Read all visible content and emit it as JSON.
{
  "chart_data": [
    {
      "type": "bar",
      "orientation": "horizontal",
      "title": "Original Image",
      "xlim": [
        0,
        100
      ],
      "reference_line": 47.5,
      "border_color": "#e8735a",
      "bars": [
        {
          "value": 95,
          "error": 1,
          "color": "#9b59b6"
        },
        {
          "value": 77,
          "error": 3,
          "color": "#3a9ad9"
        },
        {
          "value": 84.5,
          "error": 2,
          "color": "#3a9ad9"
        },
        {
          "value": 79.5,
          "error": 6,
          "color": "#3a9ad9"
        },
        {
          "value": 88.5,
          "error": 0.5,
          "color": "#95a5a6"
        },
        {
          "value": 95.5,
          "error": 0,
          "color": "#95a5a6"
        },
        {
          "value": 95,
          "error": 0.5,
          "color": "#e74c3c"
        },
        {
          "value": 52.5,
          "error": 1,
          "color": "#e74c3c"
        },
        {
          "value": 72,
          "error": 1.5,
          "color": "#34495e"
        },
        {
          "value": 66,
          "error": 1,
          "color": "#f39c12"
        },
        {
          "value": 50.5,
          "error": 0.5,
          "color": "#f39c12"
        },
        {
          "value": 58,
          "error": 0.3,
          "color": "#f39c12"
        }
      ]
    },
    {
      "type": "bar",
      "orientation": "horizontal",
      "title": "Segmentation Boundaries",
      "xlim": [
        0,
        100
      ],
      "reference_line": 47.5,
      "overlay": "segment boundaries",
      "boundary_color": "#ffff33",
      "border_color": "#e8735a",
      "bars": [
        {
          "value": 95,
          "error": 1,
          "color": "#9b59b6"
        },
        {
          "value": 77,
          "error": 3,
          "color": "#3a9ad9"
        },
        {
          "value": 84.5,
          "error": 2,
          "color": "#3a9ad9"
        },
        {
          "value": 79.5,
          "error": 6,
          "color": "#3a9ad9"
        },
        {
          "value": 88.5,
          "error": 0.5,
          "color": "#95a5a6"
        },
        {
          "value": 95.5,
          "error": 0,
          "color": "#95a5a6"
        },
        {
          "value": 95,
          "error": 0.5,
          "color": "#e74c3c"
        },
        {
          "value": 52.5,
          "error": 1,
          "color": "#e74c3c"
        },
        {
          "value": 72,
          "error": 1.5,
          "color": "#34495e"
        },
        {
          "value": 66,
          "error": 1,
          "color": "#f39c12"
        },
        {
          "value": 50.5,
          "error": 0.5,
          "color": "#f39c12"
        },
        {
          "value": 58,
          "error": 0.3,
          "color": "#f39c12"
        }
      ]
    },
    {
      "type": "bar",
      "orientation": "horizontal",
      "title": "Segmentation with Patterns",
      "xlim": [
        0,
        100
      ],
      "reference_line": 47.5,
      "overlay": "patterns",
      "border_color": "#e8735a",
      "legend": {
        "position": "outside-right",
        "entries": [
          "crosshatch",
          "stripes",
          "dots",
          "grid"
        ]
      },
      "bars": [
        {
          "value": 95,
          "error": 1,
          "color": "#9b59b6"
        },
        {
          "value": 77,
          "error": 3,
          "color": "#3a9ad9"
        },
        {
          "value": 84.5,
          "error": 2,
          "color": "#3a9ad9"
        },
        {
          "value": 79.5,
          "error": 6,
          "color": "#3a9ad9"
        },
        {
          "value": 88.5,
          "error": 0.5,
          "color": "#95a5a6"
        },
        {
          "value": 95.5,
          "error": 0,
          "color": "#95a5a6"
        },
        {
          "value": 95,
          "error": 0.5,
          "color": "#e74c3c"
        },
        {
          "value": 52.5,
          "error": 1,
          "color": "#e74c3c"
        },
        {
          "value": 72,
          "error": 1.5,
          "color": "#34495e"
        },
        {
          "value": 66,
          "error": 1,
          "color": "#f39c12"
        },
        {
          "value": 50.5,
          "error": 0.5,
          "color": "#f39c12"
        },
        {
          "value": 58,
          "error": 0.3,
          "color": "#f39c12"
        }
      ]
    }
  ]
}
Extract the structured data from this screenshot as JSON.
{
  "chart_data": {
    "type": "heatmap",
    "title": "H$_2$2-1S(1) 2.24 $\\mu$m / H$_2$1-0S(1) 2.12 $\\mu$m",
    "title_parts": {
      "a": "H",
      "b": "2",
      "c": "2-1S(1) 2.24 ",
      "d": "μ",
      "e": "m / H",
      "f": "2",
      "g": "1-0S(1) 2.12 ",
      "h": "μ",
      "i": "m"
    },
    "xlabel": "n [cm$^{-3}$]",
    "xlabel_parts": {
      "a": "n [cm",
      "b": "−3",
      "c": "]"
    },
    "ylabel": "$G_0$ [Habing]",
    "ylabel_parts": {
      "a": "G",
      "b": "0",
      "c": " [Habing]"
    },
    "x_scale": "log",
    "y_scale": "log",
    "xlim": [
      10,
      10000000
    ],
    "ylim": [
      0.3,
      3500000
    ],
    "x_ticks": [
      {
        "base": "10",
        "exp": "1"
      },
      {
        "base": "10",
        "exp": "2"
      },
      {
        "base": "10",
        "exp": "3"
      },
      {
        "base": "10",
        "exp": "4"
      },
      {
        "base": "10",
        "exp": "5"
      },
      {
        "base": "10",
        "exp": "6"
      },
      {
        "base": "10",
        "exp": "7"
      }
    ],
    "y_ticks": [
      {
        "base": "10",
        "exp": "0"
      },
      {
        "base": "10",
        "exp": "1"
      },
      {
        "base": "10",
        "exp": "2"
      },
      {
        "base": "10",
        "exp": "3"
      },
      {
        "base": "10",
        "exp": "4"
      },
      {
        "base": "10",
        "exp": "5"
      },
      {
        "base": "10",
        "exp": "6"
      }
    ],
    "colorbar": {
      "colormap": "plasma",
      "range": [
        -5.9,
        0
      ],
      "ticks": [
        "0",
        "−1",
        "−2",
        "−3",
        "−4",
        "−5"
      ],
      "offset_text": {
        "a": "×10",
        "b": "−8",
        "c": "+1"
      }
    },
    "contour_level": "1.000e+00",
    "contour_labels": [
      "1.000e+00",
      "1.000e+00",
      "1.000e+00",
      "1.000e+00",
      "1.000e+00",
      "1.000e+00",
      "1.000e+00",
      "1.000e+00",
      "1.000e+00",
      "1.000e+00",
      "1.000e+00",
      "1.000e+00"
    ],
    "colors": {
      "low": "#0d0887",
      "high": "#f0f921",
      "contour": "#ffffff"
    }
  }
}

WHAT TO WORK ON
Of the lines above, copy each that contains "overlay".

SOLUTION TO THIS EXERCISE
      "overlay": "segment boundaries",
      "overlay": "patterns",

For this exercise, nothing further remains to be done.